**What to produce**
Output the data exactly, with every line intact.

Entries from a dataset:
● ● ● ● ● ● ●
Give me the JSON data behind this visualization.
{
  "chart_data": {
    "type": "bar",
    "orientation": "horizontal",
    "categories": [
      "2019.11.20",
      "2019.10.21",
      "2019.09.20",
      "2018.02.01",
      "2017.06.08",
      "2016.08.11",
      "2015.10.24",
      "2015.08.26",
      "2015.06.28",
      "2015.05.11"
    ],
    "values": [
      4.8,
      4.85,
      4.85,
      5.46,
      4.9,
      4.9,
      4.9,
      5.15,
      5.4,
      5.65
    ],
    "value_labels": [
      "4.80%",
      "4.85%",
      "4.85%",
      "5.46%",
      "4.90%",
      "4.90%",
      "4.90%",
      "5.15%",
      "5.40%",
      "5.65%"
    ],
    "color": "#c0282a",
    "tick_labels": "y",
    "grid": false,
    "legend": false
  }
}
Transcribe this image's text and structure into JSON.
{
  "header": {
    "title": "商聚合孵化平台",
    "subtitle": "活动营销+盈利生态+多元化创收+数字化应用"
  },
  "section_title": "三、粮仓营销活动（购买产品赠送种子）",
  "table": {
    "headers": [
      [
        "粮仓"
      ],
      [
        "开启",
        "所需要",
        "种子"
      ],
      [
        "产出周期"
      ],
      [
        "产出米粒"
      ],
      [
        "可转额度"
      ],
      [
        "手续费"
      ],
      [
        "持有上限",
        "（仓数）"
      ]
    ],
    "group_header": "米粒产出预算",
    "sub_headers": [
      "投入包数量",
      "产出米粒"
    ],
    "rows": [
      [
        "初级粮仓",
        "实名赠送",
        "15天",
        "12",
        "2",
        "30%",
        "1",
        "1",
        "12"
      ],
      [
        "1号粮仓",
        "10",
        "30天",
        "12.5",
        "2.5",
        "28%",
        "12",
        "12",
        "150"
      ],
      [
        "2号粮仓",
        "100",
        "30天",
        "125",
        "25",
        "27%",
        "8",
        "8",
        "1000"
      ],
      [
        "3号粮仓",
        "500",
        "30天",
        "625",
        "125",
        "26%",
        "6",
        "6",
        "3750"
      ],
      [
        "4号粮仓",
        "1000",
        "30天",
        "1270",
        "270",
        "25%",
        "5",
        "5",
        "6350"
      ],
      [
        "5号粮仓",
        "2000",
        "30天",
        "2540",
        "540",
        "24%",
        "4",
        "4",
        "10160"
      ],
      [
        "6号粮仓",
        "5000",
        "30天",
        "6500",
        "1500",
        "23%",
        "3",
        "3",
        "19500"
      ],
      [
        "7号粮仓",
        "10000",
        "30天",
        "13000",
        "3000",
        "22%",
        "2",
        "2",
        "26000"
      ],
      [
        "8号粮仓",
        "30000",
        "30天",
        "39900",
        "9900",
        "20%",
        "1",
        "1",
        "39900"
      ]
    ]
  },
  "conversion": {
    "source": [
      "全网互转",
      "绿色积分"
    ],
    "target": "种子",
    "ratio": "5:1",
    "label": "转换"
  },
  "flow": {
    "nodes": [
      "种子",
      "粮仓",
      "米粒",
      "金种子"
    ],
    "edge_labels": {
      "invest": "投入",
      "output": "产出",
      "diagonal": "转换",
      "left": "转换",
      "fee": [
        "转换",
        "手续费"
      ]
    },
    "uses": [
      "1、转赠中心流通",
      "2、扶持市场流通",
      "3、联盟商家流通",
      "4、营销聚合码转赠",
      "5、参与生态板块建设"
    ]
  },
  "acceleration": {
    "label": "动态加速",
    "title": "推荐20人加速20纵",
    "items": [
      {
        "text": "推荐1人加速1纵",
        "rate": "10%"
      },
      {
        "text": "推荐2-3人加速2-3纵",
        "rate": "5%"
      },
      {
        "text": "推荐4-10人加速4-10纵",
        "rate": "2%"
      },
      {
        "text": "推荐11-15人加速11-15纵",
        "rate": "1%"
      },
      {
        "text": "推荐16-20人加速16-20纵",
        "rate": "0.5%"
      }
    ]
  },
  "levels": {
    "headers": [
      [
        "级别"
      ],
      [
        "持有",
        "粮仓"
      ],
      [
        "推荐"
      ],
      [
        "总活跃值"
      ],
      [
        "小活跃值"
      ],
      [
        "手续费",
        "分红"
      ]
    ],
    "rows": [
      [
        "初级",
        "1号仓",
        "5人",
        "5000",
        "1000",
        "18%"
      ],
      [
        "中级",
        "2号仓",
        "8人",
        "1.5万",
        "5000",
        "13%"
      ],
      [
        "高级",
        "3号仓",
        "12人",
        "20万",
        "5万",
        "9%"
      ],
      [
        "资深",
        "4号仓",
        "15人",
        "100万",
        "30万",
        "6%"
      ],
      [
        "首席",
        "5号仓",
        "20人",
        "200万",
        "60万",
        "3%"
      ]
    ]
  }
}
● ● ● ● ● ● ●
**Output below**
Give me the JSON data behind this visualization.
{
  "chart_data": {
    "type": "bar",
    "orientation": "horizontal",
    "categories": [
      "2019.11.20",
      "2019.10.21",
      "2019.09.20",
      "2018.02.01",
      "2017.06.08",
      "2016.08.11",
      "2015.10.24",
      "2015.08.26",
      "2015.06.28",
      "2015.05.11"
    ],
    "values": [
      4.8,
      4.85,
      4.85,
      5.46,
      4.9,
      4.9,
      4.9,
      5.15,
      5.4,
      5.65
    ],
    "value_labels": [
      "4.80%",
      "4.85%",
      "4.85%",
      "5.46%",
      "4.90%",
      "4.90%",
      "4.90%",
      "5.15%",
      "5.40%",
      "5.65%"
    ],
    "color": "#c0282a",
    "tick_labels": "y",
    "grid": false,
    "legend": false
  }
}
Transcribe this image's text and structure into JSON.
{
  "header": {
    "title": "商聚合孵化平台",
    "subtitle": "活动营销+盈利生态+多元化创收+数字化应用"
  },
  "section_title": "三、粮仓营销活动（购买产品赠送种子）",
  "table": {
    "headers": [
      [
        "粮仓"
      ],
      [
        "开启",
        "所需要",
        "种子"
      ],
      [
        "产出周期"
      ],
      [
        "产出米粒"
      ],
      [
        "可转额度"
      ],
      [
        "手续费"
      ],
      [
        "持有上限",
        "（仓数）"
      ]
    ],
    "group_header": "米粒产出预算",
    "sub_headers": [
      "投入包数量",
      "产出米粒"
    ],
    "rows": [
      [
        "初级粮仓",
        "实名赠送",
        "15天",
        "12",
        "2",
        "30%",
        "1",
        "1",
        "12"
      ],
      [
        "1号粮仓",
        "10",
        "30天",
        "12.5",
        "2.5",
        "28%",
        "12",
        "12",
        "150"
      ],
      [
        "2号粮仓",
        "100",
        "30天",
        "125",
        "25",
        "27%",
        "8",
        "8",
        "1000"
      ],
      [
        "3号粮仓",
        "500",
        "30天",
        "625",
        "125",
        "26%",
        "6",
        "6",
        "3750"
      ],
      [
        "4号粮仓",
        "1000",
        "30天",
        "1270",
        "270",
        "25%",
        "5",
        "5",
        "6350"
      ],
      [
        "5号粮仓",
        "2000",
        "30天",
        "2540",
        "540",
        "24%",
        "4",
        "4",
        "10160"
      ],
      [
        "6号粮仓",
        "5000",
        "30天",
        "6500",
        "1500",
        "23%",
        "3",
        "3",
        "19500"
      ],
      [
        "7号粮仓",
        "10000",
        "30天",
        "13000",
        "3000",
        "22%",
        "2",
        "2",
        "26000"
      ],
      [
        "8号粮仓",
        "30000",
        "30天",
        "39900",
        "9900",
        "20%",
        "1",
        "1",
        "39900"
      ]
    ]
  },
  "conversion": {
    "source": [
      "全网互转",
      "绿色积分"
    ],
    "target": "种子",
    "ratio": "5:1",
    "label": "转换"
  },
  "flow": {
    "nodes": [
      "种子",
      "粮仓",
      "米粒",
      "金种子"
    ],
    "edge_labels": {
      "invest": "投入",
      "output": "产出",
      "diagonal": "转换",
      "left": "转换",
      "fee": [
        "转换",
        "手续费"
      ]
    },
    "uses": [
      "1、转赠中心流通",
      "2、扶持市场流通",
      "3、联盟商家流通",
      "4、营销聚合码转赠",
      "5、参与生态板块建设"
    ]
  },
  "acceleration": {
    "label": "动态加速",
    "title": "推荐20人加速20纵",
    "items": [
      {
        "text": "推荐1人加速1纵",
        "rate": "10%"
      },
      {
        "text": "推荐2-3人加速2-3纵",
        "rate": "5%"
      },
      {
        "text": "推荐4-10人加速4-10纵",
        "rate": "2%"
      },
      {
        "text": "推荐11-15人加速11-15纵",
        "rate": "1%"
      },
      {
        "text": "推荐16-20人加速16-20纵",
        "rate": "0.5%"
      }
    ]
  },
  "levels": {
    "headers": [
      [
        "级别"
      ],
      [
        "持有",
        "粮仓"
      ],
      [
        "推荐"
      ],
      [
        "总活跃值"
      ],
      [
        "小活跃值"
      ],
      [
        "手续费",
        "分红"
      ]
    ],
    "rows": [
      [
        "初级",
        "1号仓",
        "5人",
        "5000",
        "1000",
        "18%"
      ],
      [
        "中级",
        "2号仓",
        "8人",
        "1.5万",
        "5000",
        "13%"
      ],
      [
        "高级",
        "3号仓",
        "12人",
        "20万",
        "5万",
        "9%"
      ],
      [
        "资深",
        "4号仓",
        "15人",
        "100万",
        "30万",
        "6%"
      ],
      [
        "首席",
        "5号仓",
        "20人",
        "200万",
        "60万",
        "3%"
      ]
    ]
  }
}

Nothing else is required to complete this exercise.